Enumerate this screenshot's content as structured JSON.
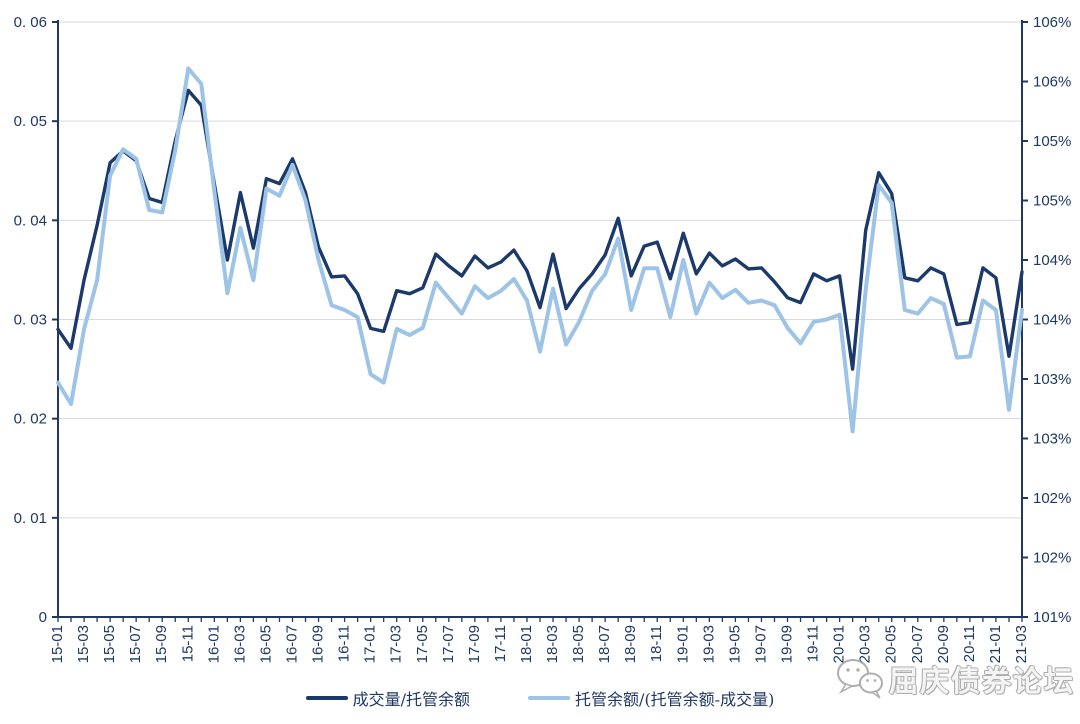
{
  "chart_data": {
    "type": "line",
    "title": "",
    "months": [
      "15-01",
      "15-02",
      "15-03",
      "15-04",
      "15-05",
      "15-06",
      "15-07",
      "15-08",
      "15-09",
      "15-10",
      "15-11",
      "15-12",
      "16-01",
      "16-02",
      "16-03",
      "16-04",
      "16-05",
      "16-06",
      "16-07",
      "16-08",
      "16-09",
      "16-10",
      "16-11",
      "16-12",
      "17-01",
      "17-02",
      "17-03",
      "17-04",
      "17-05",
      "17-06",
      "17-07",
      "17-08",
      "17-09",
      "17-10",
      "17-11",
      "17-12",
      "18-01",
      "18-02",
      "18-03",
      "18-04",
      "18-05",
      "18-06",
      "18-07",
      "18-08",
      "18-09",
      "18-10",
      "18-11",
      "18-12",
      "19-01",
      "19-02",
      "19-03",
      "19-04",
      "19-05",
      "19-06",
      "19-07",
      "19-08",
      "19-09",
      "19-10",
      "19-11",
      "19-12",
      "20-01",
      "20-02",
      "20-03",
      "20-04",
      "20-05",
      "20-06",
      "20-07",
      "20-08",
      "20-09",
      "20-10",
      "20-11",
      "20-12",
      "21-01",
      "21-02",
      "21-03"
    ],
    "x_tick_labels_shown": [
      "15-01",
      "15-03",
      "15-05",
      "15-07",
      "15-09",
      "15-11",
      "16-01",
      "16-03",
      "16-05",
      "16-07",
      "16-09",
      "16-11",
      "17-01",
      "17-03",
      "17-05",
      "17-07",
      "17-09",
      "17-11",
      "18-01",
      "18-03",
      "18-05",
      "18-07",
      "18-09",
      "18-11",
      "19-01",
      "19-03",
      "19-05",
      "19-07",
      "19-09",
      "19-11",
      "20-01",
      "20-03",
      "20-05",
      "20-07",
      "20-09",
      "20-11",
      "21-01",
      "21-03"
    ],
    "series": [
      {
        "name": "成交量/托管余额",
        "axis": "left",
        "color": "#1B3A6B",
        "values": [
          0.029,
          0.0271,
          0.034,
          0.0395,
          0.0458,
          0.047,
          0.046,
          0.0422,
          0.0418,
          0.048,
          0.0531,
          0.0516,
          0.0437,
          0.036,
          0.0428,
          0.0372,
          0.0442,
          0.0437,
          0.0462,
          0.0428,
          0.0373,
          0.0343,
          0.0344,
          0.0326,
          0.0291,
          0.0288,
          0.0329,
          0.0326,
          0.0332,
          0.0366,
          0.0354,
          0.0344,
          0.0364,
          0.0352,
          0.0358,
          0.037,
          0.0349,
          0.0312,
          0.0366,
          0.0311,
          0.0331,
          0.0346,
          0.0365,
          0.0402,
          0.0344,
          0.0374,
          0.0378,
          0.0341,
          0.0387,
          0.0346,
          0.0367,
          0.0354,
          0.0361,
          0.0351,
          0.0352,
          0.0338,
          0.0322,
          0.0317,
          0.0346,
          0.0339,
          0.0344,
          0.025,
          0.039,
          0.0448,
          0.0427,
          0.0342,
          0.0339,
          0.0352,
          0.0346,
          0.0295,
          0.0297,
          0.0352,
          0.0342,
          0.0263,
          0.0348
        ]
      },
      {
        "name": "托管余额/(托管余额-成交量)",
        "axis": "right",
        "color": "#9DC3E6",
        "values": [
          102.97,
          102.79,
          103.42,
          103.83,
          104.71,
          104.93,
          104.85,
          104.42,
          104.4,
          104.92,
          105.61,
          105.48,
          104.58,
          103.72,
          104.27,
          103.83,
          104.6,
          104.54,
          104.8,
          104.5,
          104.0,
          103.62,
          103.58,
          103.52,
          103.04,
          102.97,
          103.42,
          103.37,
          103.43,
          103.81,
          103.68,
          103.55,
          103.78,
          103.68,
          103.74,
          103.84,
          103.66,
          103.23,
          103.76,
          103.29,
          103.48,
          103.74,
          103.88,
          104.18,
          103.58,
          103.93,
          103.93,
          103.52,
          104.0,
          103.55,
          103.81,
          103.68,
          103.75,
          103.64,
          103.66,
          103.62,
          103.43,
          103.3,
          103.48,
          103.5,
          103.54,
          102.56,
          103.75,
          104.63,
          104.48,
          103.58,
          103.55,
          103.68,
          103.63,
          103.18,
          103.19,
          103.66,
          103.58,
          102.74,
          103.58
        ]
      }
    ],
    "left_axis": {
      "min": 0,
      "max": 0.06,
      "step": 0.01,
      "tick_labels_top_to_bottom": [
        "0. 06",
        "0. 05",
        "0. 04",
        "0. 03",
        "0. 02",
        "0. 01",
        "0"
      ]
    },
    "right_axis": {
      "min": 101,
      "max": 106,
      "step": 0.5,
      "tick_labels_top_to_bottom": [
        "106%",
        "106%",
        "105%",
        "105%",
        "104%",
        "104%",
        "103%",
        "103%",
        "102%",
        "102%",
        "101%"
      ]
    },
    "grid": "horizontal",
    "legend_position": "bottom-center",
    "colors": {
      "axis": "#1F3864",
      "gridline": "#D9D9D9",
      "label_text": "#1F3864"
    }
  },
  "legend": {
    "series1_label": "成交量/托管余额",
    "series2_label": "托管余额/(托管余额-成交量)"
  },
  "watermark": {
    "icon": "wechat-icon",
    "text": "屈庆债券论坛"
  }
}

• • • •

_WHAT IS NEEDED:_ Can you repeat every record above exactly, apart from the pictures?

_OUTPUT BELOW:_
Enumerate this screenshot's content as structured JSON.
{
  "chart_data": {
    "type": "line",
    "title": "",
    "months": [
      "15-01",
      "15-02",
      "15-03",
      "15-04",
      "15-05",
      "15-06",
      "15-07",
      "15-08",
      "15-09",
      "15-10",
      "15-11",
      "15-12",
      "16-01",
      "16-02",
      "16-03",
      "16-04",
      "16-05",
      "16-06",
      "16-07",
      "16-08",
      "16-09",
      "16-10",
      "16-11",
      "16-12",
      "17-01",
      "17-02",
      "17-03",
      "17-04",
      "17-05",
      "17-06",
      "17-07",
      "17-08",
      "17-09",
      "17-10",
      "17-11",
      "17-12",
      "18-01",
      "18-02",
      "18-03",
      "18-04",
      "18-05",
      "18-06",
      "18-07",
      "18-08",
      "18-09",
      "18-10",
      "18-11",
      "18-12",
      "19-01",
      "19-02",
      "19-03",
      "19-04",
      "19-05",
      "19-06",
      "19-07",
      "19-08",
      "19-09",
      "19-10",
      "19-11",
      "19-12",
      "20-01",
      "20-02",
      "20-03",
      "20-04",
      "20-05",
      "20-06",
      "20-07",
      "20-08",
      "20-09",
      "20-10",
      "20-11",
      "20-12",
      "21-01",
      "21-02",
      "21-03"
    ],
    "x_tick_labels_shown": [
      "15-01",
      "15-03",
      "15-05",
      "15-07",
      "15-09",
      "15-11",
      "16-01",
      "16-03",
      "16-05",
      "16-07",
      "16-09",
      "16-11",
      "17-01",
      "17-03",
      "17-05",
      "17-07",
      "17-09",
      "17-11",
      "18-01",
      "18-03",
      "18-05",
      "18-07",
      "18-09",
      "18-11",
      "19-01",
      "19-03",
      "19-05",
      "19-07",
      "19-09",
      "19-11",
      "20-01",
      "20-03",
      "20-05",
      "20-07",
      "20-09",
      "20-11",
      "21-01",
      "21-03"
    ],
    "series": [
      {
        "name": "成交量/托管余额",
        "axis": "left",
        "color": "#1B3A6B",
        "values": [
          0.029,
          0.0271,
          0.034,
          0.0395,
          0.0458,
          0.047,
          0.046,
          0.0422,
          0.0418,
          0.048,
          0.0531,
          0.0516,
          0.0437,
          0.036,
          0.0428,
          0.0372,
          0.0442,
          0.0437,
          0.0462,
          0.0428,
          0.0373,
          0.0343,
          0.0344,
          0.0326,
          0.0291,
          0.0288,
          0.0329,
          0.0326,
          0.0332,
          0.0366,
          0.0354,
          0.0344,
          0.0364,
          0.0352,
          0.0358,
          0.037,
          0.0349,
          0.0312,
          0.0366,
          0.0311,
          0.0331,
          0.0346,
          0.0365,
          0.0402,
          0.0344,
          0.0374,
          0.0378,
          0.0341,
          0.0387,
          0.0346,
          0.0367,
          0.0354,
          0.0361,
          0.0351,
          0.0352,
          0.0338,
          0.0322,
          0.0317,
          0.0346,
          0.0339,
          0.0344,
          0.025,
          0.039,
          0.0448,
          0.0427,
          0.0342,
          0.0339,
          0.0352,
          0.0346,
          0.0295,
          0.0297,
          0.0352,
          0.0342,
          0.0263,
          0.0348
        ]
      },
      {
        "name": "托管余额/(托管余额-成交量)",
        "axis": "right",
        "color": "#9DC3E6",
        "values": [
          102.97,
          102.79,
          103.42,
          103.83,
          104.71,
          104.93,
          104.85,
          104.42,
          104.4,
          104.92,
          105.61,
          105.48,
          104.58,
          103.72,
          104.27,
          103.83,
          104.6,
          104.54,
          104.8,
          104.5,
          104.0,
          103.62,
          103.58,
          103.52,
          103.04,
          102.97,
          103.42,
          103.37,
          103.43,
          103.81,
          103.68,
          103.55,
          103.78,
          103.68,
          103.74,
          103.84,
          103.66,
          103.23,
          103.76,
          103.29,
          103.48,
          103.74,
          103.88,
          104.18,
          103.58,
          103.93,
          103.93,
          103.52,
          104.0,
          103.55,
          103.81,
          103.68,
          103.75,
          103.64,
          103.66,
          103.62,
          103.43,
          103.3,
          103.48,
          103.5,
          103.54,
          102.56,
          103.75,
          104.63,
          104.48,
          103.58,
          103.55,
          103.68,
          103.63,
          103.18,
          103.19,
          103.66,
          103.58,
          102.74,
          103.58
        ]
      }
    ],
    "left_axis": {
      "min": 0,
      "max": 0.06,
      "step": 0.01,
      "tick_labels_top_to_bottom": [
        "0. 06",
        "0. 05",
        "0. 04",
        "0. 03",
        "0. 02",
        "0. 01",
        "0"
      ]
    },
    "right_axis": {
      "min": 101,
      "max": 106,
      "step": 0.5,
      "tick_labels_top_to_bottom": [
        "106%",
        "106%",
        "105%",
        "105%",
        "104%",
        "104%",
        "103%",
        "103%",
        "102%",
        "102%",
        "101%"
      ]
    },
    "grid": "horizontal",
    "legend_position": "bottom-center",
    "colors": {
      "axis": "#1F3864",
      "gridline": "#D9D9D9",
      "label_text": "#1F3864"
    }
  },
  "legend": {
    "series1_label": "成交量/托管余额",
    "series2_label": "托管余额/(托管余额-成交量)"
  },
  "watermark": {
    "icon": "wechat-icon",
    "text": "屈庆债券论坛"
  }
}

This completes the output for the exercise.